──────── Supplied records ────────

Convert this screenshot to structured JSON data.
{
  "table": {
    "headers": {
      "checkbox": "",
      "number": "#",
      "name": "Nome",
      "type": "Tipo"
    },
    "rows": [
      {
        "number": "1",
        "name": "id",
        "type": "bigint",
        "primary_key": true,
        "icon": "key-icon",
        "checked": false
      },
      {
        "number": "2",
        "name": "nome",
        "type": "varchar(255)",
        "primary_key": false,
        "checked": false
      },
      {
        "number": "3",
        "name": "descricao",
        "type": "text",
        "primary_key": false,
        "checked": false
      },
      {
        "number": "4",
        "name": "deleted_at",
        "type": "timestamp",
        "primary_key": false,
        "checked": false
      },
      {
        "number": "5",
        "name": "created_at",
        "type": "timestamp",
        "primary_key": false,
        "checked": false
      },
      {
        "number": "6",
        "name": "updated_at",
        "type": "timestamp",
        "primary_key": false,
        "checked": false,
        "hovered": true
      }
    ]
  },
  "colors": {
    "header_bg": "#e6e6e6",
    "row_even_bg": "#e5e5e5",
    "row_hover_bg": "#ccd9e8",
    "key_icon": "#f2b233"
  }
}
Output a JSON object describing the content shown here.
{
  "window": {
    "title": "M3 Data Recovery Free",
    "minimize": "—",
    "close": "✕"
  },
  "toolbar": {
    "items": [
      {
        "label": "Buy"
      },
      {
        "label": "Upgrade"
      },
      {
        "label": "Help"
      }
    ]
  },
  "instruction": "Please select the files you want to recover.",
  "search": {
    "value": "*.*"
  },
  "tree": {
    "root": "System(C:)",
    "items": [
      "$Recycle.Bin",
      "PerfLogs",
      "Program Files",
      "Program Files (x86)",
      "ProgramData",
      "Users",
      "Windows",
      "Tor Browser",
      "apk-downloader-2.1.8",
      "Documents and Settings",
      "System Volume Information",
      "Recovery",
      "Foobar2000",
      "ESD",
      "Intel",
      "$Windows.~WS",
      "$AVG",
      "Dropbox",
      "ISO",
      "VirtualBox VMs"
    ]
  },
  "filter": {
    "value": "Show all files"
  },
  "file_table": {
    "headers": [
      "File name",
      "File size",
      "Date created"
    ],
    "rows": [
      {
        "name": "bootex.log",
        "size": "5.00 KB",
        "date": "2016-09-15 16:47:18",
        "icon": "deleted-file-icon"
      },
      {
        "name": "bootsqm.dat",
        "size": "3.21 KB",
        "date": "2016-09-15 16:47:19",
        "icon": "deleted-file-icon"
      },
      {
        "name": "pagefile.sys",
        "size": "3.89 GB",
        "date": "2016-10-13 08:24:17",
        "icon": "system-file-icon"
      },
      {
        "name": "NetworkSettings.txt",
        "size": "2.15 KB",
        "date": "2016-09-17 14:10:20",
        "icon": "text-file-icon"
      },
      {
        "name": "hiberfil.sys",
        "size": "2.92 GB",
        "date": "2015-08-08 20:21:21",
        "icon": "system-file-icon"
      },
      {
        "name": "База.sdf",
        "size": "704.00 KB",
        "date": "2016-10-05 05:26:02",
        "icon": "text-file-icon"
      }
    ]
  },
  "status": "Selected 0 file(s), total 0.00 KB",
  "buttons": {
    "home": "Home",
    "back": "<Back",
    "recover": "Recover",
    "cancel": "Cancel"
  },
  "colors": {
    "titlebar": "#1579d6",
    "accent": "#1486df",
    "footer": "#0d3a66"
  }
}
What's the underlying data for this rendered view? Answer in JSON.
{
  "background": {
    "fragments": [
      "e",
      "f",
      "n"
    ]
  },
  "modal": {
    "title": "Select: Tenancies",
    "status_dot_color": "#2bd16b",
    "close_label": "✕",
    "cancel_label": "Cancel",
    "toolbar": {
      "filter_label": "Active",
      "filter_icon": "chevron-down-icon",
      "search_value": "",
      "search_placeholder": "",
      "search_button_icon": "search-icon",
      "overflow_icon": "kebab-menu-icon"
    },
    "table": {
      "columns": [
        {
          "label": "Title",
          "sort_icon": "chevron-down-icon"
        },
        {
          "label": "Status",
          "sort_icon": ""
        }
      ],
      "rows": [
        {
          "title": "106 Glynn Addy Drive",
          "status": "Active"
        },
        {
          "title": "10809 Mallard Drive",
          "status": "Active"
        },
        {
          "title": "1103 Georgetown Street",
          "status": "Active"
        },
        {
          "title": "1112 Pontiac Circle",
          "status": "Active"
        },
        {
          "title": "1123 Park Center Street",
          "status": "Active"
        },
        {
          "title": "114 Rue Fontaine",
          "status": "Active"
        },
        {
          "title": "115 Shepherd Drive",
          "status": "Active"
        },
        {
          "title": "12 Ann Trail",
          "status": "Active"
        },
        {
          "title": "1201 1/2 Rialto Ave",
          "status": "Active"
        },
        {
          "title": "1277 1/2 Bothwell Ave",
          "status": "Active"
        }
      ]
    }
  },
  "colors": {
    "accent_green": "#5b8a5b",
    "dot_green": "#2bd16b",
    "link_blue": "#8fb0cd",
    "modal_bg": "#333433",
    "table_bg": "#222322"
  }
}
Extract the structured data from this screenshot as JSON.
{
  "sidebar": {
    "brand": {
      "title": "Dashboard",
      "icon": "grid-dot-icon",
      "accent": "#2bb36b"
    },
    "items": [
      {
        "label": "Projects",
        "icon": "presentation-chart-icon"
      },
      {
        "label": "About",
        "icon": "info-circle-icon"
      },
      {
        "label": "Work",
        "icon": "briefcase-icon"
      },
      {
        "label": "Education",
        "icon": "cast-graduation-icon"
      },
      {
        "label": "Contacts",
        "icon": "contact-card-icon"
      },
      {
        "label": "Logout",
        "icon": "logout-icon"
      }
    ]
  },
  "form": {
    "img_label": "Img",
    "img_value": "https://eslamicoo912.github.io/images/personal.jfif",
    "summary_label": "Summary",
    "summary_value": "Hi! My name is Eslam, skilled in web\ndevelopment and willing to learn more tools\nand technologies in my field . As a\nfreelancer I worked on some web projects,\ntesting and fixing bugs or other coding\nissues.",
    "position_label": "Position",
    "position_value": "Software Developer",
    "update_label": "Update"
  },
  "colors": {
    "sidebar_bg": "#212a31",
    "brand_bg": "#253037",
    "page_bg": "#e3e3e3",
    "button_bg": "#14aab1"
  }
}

────────

Give back all the data exactly as written.

Exercise result:
Convert this screenshot to structured JSON data.
{
  "table": {
    "headers": {
      "checkbox": "",
      "number": "#",
      "name": "Nome",
      "type": "Tipo"
    },
    "rows": [
      {
        "number": "1",
        "name": "id",
        "type": "bigint",
        "primary_key": true,
        "icon": "key-icon",
        "checked": false
      },
      {
        "number": "2",
        "name": "nome",
        "type": "varchar(255)",
        "primary_key": false,
        "checked": false
      },
      {
        "number": "3",
        "name": "descricao",
        "type": "text",
        "primary_key": false,
        "checked": false
      },
      {
        "number": "4",
        "name": "deleted_at",
        "type": "timestamp",
        "primary_key": false,
        "checked": false
      },
      {
        "number": "5",
        "name": "created_at",
        "type": "timestamp",
        "primary_key": false,
        "checked": false
      },
      {
        "number": "6",
        "name": "updated_at",
        "type": "timestamp",
        "primary_key": false,
        "checked": false,
        "hovered": true
      }
    ]
  },
  "colors": {
    "header_bg": "#e6e6e6",
    "row_even_bg": "#e5e5e5",
    "row_hover_bg": "#ccd9e8",
    "key_icon": "#f2b233"
  }
}
Output a JSON object describing the content shown here.
{
  "window": {
    "title": "M3 Data Recovery Free",
    "minimize": "—",
    "close": "✕"
  },
  "toolbar": {
    "items": [
      {
        "label": "Buy"
      },
      {
        "label": "Upgrade"
      },
      {
        "label": "Help"
      }
    ]
  },
  "instruction": "Please select the files you want to recover.",
  "search": {
    "value": "*.*"
  },
  "tree": {
    "root": "System(C:)",
    "items": [
      "$Recycle.Bin",
      "PerfLogs",
      "Program Files",
      "Program Files (x86)",
      "ProgramData",
      "Users",
      "Windows",
      "Tor Browser",
      "apk-downloader-2.1.8",
      "Documents and Settings",
      "System Volume Information",
      "Recovery",
      "Foobar2000",
      "ESD",
      "Intel",
      "$Windows.~WS",
      "$AVG",
      "Dropbox",
      "ISO",
      "VirtualBox VMs"
    ]
  },
  "filter": {
    "value": "Show all files"
  },
  "file_table": {
    "headers": [
      "File name",
      "File size",
      "Date created"
    ],
    "rows": [
      {
        "name": "bootex.log",
        "size": "5.00 KB",
        "date": "2016-09-15 16:47:18",
        "icon": "deleted-file-icon"
      },
      {
        "name": "bootsqm.dat",
        "size": "3.21 KB",
        "date": "2016-09-15 16:47:19",
        "icon": "deleted-file-icon"
      },
      {
        "name": "pagefile.sys",
        "size": "3.89 GB",
        "date": "2016-10-13 08:24:17",
        "icon": "system-file-icon"
      },
      {
        "name": "NetworkSettings.txt",
        "size": "2.15 KB",
        "date": "2016-09-17 14:10:20",
        "icon": "text-file-icon"
      },
      {
        "name": "hiberfil.sys",
        "size": "2.92 GB",
        "date": "2015-08-08 20:21:21",
        "icon": "system-file-icon"
      },
      {
        "name": "База.sdf",
        "size": "704.00 KB",
        "date": "2016-10-05 05:26:02",
        "icon": "text-file-icon"
      }
    ]
  },
  "status": "Selected 0 file(s), total 0.00 KB",
  "buttons": {
    "home": "Home",
    "back": "<Back",
    "recover": "Recover",
    "cancel": "Cancel"
  },
  "colors": {
    "titlebar": "#1579d6",
    "accent": "#1486df",
    "footer": "#0d3a66"
  }
}
What's the underlying data for this rendered view? Answer in JSON.
{
  "background": {
    "fragments": [
      "e",
      "f",
      "n"
    ]
  },
  "modal": {
    "title": "Select: Tenancies",
    "status_dot_color": "#2bd16b",
    "close_label": "✕",
    "cancel_label": "Cancel",
    "toolbar": {
      "filter_label": "Active",
      "filter_icon": "chevron-down-icon",
      "search_value": "",
      "search_placeholder": "",
      "search_button_icon": "search-icon",
      "overflow_icon": "kebab-menu-icon"
    },
    "table": {
      "columns": [
        {
          "label": "Title",
          "sort_icon": "chevron-down-icon"
        },
        {
          "label": "Status",
          "sort_icon": ""
        }
      ],
      "rows": [
        {
          "title": "106 Glynn Addy Drive",
          "status": "Active"
        },
        {
          "title": "10809 Mallard Drive",
          "status": "Active"
        },
        {
          "title": "1103 Georgetown Street",
          "status": "Active"
        },
        {
          "title": "1112 Pontiac Circle",
          "status": "Active"
        },
        {
          "title": "1123 Park Center Street",
          "status": "Active"
        },
        {
          "title": "114 Rue Fontaine",
          "status": "Active"
        },
        {
          "title": "115 Shepherd Drive",
          "status": "Active"
        },
        {
          "title": "12 Ann Trail",
          "status": "Active"
        },
        {
          "title": "1201 1/2 Rialto Ave",
          "status": "Active"
        },
        {
          "title": "1277 1/2 Bothwell Ave",
          "status": "Active"
        }
      ]
    }
  },
  "colors": {
    "accent_green": "#5b8a5b",
    "dot_green": "#2bd16b",
    "link_blue": "#8fb0cd",
    "modal_bg": "#333433",
    "table_bg": "#222322"
  }
}
Extract the structured data from this screenshot as JSON.
{
  "sidebar": {
    "brand": {
      "title": "Dashboard",
      "icon": "grid-dot-icon",
      "accent": "#2bb36b"
    },
    "items": [
      {
        "label": "Projects",
        "icon": "presentation-chart-icon"
      },
      {
        "label": "About",
        "icon": "info-circle-icon"
      },
      {
        "label": "Work",
        "icon": "briefcase-icon"
      },
      {
        "label": "Education",
        "icon": "cast-graduation-icon"
      },
      {
        "label": "Contacts",
        "icon": "contact-card-icon"
      },
      {
        "label": "Logout",
        "icon": "logout-icon"
      }
    ]
  },
  "form": {
    "img_label": "Img",
    "img_value": "https://eslamicoo912.github.io/images/personal.jfif",
    "summary_label": "Summary",
    "summary_value": "Hi! My name is Eslam, skilled in web\ndevelopment and willing to learn more tools\nand technologies in my field . As a\nfreelancer I worked on some web projects,\ntesting and fixing bugs or other coding\nissues.",
    "position_label": "Position",
    "position_value": "Software Developer",
    "update_label": "Update"
  },
  "colors": {
    "sidebar_bg": "#212a31",
    "brand_bg": "#253037",
    "page_bg": "#e3e3e3",
    "button_bg": "#14aab1"
  }
}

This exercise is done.